>> start DATA SECTION
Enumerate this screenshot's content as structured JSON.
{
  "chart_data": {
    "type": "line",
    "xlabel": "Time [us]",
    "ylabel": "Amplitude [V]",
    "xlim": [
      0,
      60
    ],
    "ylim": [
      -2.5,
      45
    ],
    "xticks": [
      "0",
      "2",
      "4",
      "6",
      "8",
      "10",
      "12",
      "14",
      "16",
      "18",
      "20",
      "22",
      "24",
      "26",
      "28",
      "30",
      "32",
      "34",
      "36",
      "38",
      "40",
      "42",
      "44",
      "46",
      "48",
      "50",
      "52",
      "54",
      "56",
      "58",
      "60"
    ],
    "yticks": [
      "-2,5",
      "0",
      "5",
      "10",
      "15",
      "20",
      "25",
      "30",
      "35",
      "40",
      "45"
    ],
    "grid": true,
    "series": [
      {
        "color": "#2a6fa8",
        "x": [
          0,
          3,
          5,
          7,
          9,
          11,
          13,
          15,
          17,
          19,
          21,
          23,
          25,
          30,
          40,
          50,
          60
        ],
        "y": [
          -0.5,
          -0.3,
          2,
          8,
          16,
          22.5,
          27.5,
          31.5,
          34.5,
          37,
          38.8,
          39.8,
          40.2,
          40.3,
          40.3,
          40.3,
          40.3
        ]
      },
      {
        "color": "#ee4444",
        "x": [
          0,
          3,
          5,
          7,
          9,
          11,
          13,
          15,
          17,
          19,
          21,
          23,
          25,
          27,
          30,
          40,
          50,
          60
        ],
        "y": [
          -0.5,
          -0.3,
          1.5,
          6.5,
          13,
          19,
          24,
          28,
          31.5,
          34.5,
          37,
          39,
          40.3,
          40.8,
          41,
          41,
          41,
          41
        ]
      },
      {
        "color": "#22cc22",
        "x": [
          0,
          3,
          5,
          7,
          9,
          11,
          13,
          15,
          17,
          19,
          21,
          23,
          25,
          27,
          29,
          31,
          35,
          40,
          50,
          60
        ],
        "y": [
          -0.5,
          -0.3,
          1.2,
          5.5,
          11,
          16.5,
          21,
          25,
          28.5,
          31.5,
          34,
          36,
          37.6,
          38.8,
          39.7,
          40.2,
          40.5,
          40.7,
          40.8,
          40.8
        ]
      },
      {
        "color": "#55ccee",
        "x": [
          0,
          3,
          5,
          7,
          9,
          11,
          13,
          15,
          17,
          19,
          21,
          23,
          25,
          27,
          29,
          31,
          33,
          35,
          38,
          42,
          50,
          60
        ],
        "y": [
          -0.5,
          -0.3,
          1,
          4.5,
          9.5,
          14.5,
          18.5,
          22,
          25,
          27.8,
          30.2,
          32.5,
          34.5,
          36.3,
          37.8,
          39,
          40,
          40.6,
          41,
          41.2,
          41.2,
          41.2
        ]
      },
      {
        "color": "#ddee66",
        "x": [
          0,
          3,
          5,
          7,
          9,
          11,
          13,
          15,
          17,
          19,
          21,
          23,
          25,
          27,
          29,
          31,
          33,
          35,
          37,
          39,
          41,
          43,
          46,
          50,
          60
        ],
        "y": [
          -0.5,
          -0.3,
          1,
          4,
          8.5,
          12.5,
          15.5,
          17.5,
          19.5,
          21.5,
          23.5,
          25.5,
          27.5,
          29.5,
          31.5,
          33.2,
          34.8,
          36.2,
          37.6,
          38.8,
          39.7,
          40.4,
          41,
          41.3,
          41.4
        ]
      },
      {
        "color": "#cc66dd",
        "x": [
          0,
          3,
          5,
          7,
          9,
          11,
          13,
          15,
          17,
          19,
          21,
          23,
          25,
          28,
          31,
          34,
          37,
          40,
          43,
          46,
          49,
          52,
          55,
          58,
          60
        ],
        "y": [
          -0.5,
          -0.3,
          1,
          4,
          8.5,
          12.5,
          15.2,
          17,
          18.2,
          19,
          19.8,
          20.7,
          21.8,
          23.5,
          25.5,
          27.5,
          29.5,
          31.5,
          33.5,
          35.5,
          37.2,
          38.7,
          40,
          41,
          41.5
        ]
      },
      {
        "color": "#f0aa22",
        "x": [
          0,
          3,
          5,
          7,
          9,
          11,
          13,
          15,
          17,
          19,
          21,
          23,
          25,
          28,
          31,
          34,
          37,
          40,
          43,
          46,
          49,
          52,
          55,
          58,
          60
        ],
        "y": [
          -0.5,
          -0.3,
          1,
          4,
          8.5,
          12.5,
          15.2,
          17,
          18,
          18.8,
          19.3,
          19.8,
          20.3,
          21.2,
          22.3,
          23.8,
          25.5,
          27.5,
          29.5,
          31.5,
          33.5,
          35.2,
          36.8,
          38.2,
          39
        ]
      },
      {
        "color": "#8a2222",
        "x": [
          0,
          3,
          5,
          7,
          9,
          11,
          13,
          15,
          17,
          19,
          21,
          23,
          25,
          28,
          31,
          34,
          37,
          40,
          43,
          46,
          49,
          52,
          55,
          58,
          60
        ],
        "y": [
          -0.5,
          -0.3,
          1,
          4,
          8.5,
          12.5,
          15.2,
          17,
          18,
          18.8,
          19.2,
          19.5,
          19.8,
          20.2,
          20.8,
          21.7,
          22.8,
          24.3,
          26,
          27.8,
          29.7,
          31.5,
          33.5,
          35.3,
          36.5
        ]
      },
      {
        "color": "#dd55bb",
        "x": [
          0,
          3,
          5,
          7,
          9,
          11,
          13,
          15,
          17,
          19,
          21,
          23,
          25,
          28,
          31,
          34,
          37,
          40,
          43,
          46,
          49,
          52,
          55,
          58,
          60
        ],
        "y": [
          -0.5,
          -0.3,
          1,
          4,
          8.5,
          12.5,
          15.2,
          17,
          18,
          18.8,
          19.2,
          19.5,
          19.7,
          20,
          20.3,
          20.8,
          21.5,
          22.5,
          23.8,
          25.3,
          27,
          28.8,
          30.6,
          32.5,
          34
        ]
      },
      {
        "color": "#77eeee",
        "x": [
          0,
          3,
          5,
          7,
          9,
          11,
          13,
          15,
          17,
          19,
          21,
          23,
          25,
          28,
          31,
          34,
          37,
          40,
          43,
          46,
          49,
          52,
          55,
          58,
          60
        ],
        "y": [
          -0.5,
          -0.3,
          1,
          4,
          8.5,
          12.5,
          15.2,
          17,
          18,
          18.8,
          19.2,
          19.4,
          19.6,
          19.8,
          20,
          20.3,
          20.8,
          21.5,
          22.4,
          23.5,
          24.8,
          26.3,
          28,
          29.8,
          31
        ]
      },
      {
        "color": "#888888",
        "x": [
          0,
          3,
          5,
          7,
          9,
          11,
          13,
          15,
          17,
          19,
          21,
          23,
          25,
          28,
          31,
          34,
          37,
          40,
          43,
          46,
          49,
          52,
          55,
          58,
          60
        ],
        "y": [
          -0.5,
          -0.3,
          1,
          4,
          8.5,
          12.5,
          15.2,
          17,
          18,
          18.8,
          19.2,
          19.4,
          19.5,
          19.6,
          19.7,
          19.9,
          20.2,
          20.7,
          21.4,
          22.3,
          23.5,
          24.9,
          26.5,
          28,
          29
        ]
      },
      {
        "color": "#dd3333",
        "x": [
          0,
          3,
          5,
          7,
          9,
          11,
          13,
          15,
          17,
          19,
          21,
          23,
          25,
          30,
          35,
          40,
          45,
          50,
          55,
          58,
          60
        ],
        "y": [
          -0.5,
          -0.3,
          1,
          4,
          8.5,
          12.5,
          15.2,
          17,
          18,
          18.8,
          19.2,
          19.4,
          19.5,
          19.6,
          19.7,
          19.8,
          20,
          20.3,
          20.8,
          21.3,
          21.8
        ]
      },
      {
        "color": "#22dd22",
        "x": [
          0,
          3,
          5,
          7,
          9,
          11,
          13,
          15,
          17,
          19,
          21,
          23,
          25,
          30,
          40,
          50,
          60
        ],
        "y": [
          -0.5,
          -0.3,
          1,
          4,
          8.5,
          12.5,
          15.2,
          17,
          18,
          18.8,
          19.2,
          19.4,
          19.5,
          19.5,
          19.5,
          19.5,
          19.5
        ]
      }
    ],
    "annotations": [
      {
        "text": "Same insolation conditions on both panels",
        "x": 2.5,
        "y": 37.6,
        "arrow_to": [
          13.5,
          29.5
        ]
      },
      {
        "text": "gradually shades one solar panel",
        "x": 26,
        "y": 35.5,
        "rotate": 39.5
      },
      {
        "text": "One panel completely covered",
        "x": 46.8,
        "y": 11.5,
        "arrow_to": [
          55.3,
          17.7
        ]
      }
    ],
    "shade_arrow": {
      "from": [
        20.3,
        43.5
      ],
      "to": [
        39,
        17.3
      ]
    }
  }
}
>> end DATA SECTION
▶ **STATED EXERCISE**
Select the lines that carry the string "text" and copy them.

▶ **WRITTEN SOLUTION**
        "text": "Same insolation conditions on both panels",
        "text": "gradually shades one solar panel",
        "text": "One panel completely covered",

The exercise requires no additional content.